Start of Data entries
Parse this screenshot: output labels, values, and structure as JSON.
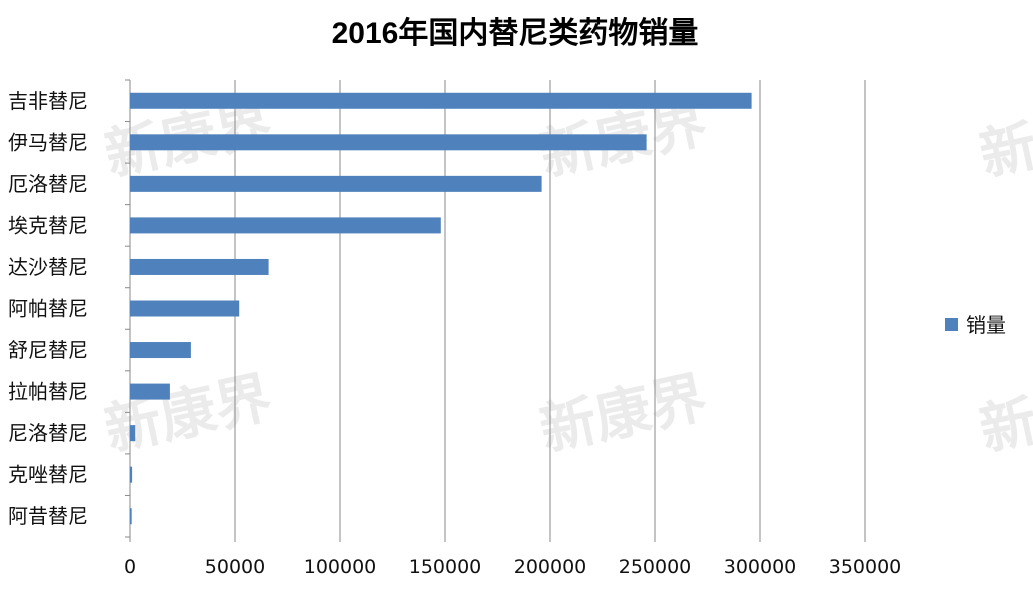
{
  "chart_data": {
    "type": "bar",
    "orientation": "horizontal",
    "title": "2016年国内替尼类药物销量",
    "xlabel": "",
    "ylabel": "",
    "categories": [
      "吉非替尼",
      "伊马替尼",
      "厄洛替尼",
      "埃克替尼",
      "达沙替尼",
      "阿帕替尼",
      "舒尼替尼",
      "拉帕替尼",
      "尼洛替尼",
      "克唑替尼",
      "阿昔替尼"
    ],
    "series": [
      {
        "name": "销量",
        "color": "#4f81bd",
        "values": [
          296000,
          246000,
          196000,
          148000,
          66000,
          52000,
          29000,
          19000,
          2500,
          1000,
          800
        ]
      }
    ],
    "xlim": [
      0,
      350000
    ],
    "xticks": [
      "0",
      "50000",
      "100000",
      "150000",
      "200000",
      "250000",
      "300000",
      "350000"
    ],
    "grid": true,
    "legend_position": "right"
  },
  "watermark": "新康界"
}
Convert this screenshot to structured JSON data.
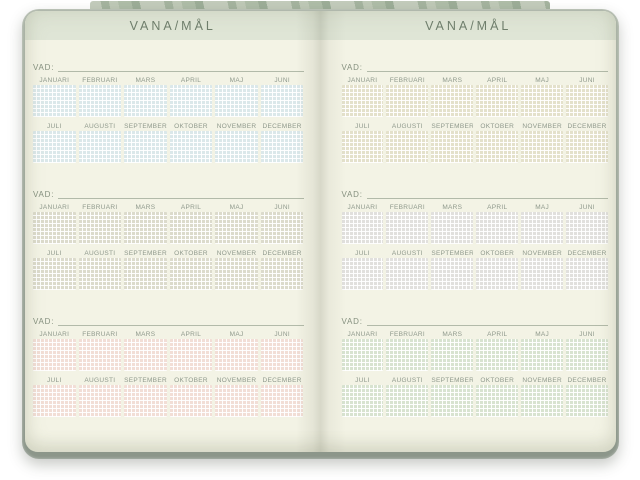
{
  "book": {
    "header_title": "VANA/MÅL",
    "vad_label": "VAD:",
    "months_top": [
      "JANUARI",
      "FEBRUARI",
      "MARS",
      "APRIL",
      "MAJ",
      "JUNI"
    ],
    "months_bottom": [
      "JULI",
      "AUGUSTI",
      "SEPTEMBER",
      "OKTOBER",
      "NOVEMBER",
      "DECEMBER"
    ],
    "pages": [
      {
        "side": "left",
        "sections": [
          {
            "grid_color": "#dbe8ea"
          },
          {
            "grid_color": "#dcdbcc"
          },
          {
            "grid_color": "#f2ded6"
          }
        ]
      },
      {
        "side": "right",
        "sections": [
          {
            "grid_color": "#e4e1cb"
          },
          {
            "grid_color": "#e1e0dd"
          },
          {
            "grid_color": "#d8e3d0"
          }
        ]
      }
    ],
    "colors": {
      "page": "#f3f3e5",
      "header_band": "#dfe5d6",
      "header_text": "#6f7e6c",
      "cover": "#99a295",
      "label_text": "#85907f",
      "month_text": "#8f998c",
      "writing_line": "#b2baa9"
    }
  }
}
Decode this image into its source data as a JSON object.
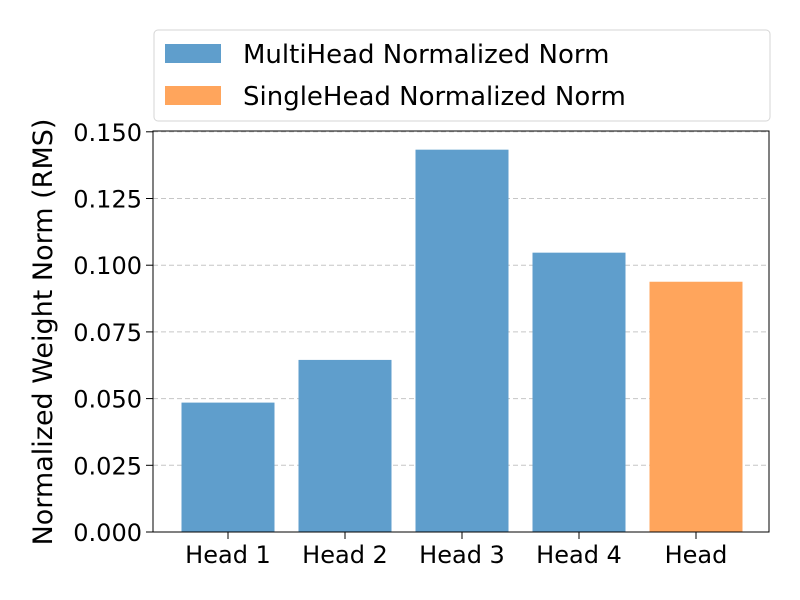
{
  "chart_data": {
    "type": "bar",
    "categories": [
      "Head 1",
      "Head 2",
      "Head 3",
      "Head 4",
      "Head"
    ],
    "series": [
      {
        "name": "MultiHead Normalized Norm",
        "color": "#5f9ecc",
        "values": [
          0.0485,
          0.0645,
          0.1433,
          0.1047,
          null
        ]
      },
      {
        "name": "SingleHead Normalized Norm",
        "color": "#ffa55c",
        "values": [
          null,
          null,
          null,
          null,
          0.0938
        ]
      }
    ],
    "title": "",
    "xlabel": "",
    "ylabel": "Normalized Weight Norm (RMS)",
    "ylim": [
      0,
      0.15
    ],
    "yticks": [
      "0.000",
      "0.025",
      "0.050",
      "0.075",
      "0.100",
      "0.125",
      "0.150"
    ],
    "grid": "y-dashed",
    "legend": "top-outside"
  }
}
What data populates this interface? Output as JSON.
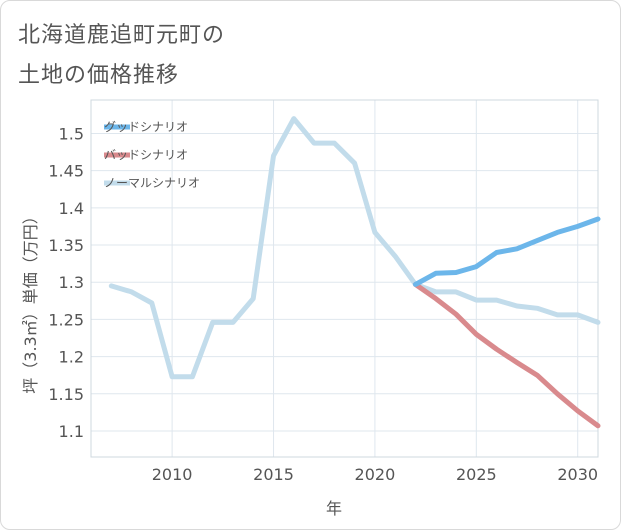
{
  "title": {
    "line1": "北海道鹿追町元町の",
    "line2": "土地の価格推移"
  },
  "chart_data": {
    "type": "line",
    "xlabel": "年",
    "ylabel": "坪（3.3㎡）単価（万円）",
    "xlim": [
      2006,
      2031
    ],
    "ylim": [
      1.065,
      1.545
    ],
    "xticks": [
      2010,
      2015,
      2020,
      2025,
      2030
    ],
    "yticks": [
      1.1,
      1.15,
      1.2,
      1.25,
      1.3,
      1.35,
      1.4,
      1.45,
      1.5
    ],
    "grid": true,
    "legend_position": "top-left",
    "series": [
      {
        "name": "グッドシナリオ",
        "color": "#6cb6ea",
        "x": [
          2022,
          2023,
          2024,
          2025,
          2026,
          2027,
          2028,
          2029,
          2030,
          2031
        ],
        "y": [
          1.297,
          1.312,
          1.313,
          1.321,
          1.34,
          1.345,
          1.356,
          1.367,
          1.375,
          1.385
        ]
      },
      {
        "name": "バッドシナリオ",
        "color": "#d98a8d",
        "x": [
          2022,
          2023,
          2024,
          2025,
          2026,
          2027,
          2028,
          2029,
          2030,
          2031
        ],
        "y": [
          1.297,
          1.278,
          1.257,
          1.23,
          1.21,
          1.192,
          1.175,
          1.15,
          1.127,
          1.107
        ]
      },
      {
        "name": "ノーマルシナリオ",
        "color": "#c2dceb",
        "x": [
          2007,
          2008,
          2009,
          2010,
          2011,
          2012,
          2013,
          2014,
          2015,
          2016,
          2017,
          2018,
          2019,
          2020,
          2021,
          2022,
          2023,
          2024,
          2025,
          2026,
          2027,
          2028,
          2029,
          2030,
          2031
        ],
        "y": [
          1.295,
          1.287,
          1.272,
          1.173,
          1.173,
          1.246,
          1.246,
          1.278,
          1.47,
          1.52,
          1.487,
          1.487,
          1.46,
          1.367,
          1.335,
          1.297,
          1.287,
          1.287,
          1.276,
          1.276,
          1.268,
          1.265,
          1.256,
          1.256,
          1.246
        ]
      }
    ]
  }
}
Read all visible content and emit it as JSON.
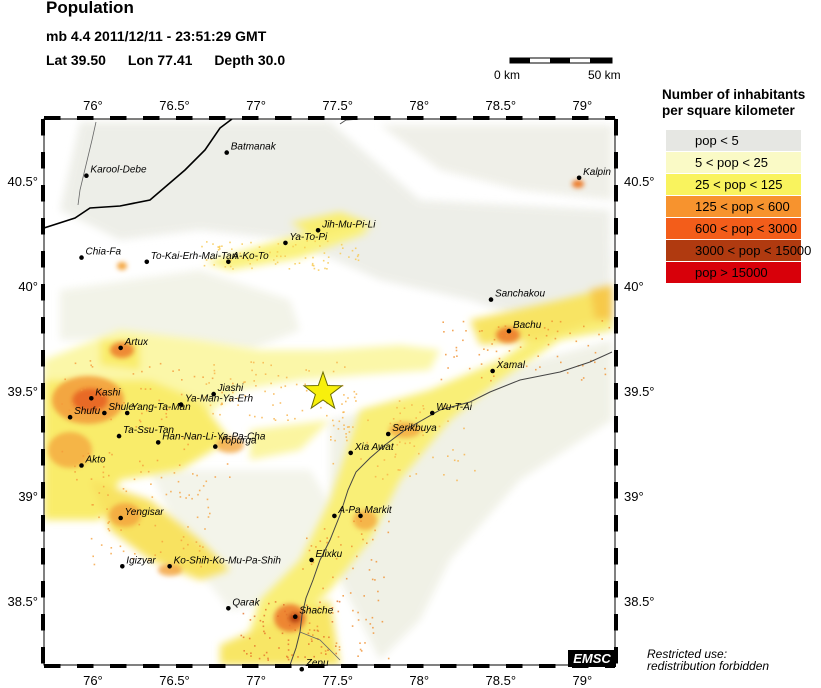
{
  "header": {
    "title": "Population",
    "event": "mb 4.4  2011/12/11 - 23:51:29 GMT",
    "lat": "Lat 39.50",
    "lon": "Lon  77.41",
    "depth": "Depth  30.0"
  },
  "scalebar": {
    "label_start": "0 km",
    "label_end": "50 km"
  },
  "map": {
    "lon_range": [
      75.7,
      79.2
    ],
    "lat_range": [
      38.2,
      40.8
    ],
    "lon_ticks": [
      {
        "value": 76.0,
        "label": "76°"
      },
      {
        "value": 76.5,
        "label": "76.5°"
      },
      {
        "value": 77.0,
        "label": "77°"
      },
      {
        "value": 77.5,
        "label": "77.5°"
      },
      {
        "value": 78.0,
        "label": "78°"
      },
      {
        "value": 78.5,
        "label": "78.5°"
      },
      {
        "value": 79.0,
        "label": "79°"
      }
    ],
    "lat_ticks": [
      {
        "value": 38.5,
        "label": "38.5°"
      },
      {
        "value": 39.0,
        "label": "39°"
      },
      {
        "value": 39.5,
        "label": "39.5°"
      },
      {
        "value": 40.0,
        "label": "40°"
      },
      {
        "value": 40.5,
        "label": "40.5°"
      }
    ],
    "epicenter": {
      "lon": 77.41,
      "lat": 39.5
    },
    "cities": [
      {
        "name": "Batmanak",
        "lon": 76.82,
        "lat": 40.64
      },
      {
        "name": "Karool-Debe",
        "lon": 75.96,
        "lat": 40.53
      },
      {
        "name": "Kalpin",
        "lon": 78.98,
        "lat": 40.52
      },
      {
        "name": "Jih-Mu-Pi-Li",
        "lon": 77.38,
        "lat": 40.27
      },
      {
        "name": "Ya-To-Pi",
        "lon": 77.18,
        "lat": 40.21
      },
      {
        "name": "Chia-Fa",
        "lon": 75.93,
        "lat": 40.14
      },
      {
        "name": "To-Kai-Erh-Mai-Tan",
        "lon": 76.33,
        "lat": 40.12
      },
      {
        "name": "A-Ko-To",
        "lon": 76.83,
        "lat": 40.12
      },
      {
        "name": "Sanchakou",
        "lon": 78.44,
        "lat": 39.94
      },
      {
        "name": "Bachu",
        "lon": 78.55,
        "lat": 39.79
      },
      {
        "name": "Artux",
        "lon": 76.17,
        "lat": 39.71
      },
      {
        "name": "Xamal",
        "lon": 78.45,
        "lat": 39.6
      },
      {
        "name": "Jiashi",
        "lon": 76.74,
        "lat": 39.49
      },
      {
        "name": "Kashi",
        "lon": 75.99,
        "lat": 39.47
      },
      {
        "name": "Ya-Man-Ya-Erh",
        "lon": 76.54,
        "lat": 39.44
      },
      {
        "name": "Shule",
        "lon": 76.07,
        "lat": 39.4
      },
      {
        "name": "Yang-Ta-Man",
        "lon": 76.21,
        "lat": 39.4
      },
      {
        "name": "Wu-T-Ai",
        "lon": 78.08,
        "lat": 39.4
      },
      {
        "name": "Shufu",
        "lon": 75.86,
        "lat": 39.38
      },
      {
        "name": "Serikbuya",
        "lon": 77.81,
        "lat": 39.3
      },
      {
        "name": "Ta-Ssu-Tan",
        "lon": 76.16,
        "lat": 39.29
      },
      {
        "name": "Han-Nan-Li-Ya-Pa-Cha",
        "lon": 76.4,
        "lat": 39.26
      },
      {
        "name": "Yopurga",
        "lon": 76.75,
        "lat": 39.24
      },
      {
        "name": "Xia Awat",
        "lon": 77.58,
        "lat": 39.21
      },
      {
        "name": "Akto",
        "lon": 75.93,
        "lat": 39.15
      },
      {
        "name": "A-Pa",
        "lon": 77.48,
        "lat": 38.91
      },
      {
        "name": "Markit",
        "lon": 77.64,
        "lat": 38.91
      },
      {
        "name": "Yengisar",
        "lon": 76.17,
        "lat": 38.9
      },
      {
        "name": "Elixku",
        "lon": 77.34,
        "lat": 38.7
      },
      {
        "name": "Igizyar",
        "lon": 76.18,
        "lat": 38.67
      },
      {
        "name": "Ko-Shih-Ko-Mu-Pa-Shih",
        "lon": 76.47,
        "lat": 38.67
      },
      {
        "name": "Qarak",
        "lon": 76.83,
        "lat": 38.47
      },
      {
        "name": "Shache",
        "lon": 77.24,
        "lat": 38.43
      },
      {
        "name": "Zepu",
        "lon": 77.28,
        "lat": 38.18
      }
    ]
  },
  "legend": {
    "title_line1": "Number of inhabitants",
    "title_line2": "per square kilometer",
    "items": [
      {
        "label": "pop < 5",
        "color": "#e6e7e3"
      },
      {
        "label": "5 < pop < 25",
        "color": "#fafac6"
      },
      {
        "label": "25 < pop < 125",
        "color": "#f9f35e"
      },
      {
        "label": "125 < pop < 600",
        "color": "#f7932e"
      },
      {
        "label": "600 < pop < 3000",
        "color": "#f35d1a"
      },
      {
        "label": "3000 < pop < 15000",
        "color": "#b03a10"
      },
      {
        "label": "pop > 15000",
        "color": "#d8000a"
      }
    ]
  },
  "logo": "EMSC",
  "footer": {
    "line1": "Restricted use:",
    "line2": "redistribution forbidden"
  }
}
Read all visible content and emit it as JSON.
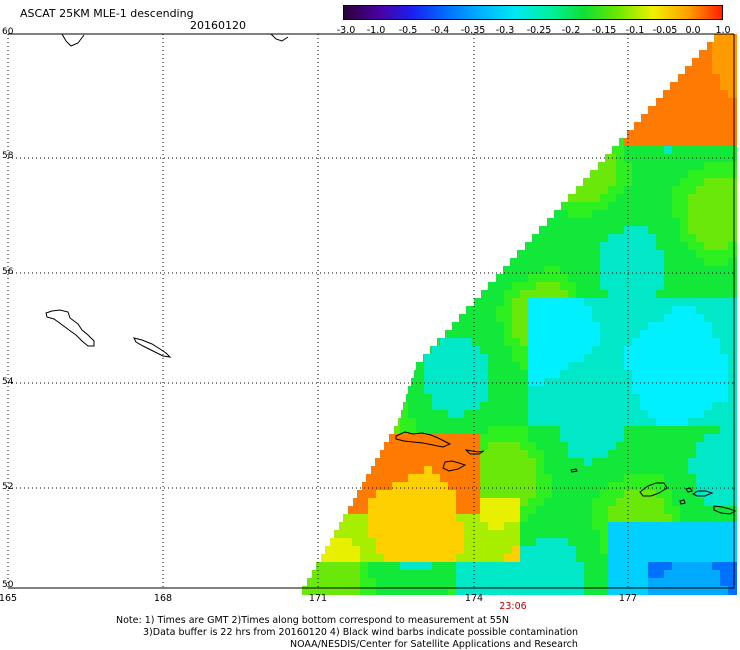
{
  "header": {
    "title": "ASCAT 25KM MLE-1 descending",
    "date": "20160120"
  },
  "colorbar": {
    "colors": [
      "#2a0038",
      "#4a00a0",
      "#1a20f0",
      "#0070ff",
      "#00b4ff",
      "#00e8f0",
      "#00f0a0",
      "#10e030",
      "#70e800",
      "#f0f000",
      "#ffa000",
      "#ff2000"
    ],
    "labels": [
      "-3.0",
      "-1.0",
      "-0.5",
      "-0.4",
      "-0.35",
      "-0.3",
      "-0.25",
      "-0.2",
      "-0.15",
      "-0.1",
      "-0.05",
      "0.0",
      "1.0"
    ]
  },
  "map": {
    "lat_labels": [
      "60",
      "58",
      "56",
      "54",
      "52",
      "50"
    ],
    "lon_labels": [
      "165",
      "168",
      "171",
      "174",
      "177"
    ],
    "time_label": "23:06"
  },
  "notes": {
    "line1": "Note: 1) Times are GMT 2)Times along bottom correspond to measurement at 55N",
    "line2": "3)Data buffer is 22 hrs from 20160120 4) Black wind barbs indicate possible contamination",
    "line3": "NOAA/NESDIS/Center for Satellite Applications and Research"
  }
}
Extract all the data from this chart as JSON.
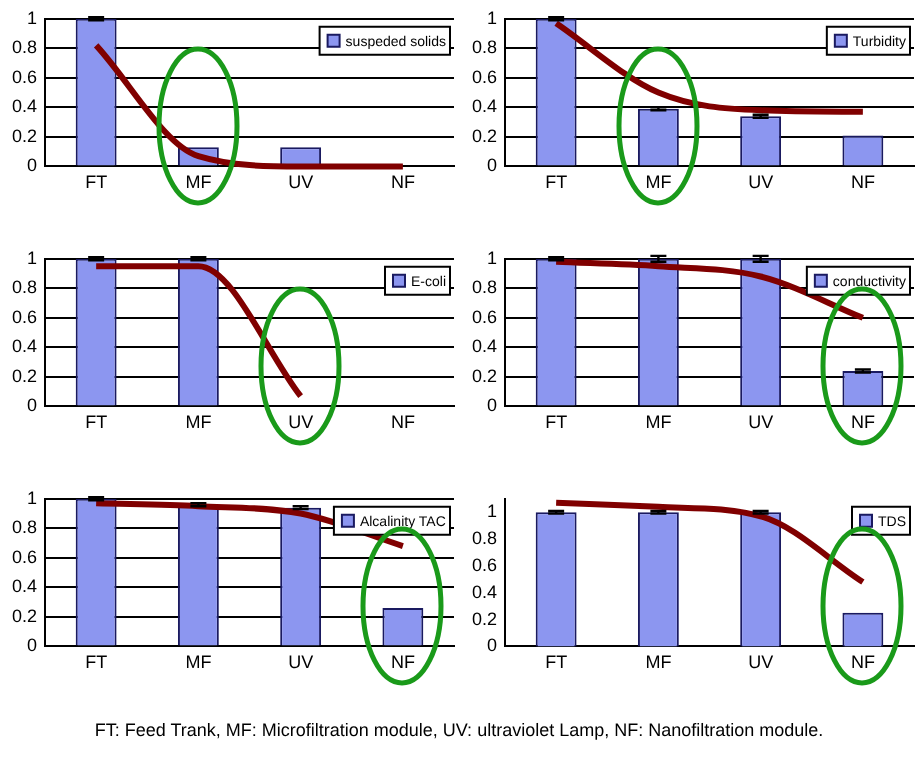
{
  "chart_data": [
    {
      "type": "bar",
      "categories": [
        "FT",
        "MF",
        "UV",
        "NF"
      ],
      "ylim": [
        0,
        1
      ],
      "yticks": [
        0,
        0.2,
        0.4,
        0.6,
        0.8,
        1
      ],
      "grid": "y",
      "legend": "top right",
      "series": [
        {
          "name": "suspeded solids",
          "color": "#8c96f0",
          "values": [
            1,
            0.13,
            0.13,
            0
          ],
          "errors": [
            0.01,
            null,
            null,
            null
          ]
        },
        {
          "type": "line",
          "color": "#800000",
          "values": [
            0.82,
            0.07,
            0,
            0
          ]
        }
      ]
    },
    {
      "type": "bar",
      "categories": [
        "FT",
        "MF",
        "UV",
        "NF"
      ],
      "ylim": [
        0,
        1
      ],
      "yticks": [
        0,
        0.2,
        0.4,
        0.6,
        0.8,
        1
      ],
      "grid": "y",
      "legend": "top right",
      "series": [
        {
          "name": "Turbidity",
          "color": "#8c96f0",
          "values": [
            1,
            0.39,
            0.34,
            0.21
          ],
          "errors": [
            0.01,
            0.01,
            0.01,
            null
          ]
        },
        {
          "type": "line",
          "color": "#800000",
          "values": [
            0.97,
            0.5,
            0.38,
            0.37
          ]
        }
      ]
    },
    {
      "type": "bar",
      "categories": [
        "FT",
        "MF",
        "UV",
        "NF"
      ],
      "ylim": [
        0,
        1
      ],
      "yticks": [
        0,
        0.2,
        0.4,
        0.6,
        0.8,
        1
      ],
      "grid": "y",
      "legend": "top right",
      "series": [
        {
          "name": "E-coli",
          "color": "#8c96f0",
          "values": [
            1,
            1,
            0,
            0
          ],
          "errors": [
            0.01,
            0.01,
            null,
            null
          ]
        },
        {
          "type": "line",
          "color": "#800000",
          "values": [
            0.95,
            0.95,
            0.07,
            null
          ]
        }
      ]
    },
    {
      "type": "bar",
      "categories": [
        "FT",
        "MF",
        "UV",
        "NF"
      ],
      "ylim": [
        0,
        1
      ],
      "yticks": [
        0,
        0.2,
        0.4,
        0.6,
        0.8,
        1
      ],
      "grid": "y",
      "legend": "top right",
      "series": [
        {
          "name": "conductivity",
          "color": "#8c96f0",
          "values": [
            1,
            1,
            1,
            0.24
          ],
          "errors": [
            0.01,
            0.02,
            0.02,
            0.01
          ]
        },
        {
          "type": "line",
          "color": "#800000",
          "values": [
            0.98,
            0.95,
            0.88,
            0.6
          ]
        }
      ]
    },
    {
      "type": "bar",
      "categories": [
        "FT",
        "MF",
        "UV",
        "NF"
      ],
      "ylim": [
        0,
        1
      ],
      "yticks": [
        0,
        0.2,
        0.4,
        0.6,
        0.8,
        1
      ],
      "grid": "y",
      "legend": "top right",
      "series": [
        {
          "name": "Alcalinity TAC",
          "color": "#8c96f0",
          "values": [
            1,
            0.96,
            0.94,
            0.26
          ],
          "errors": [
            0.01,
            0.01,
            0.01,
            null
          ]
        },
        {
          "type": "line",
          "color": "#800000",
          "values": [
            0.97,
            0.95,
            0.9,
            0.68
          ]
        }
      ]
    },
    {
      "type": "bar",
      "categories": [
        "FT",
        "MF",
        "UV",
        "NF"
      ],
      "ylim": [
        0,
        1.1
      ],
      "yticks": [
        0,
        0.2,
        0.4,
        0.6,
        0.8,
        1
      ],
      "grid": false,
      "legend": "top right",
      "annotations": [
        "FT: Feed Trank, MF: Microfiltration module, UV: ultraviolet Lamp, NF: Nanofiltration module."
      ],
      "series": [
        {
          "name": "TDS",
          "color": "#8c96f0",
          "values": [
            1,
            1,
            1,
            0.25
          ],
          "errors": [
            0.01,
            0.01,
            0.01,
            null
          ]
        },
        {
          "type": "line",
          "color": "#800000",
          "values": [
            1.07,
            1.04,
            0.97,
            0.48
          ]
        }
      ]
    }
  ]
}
End of Data entries
## Problem details
Copy and report every line where the word "this" is present.

## The reply
Parse this screenshot: output labels, values, and structure as JSON.
Convert this screenshot to structured JSON data.
Decode this image into its source data as a JSON object.
What data populates this interface? Output as JSON.
Extract all the data from this chart as JSON.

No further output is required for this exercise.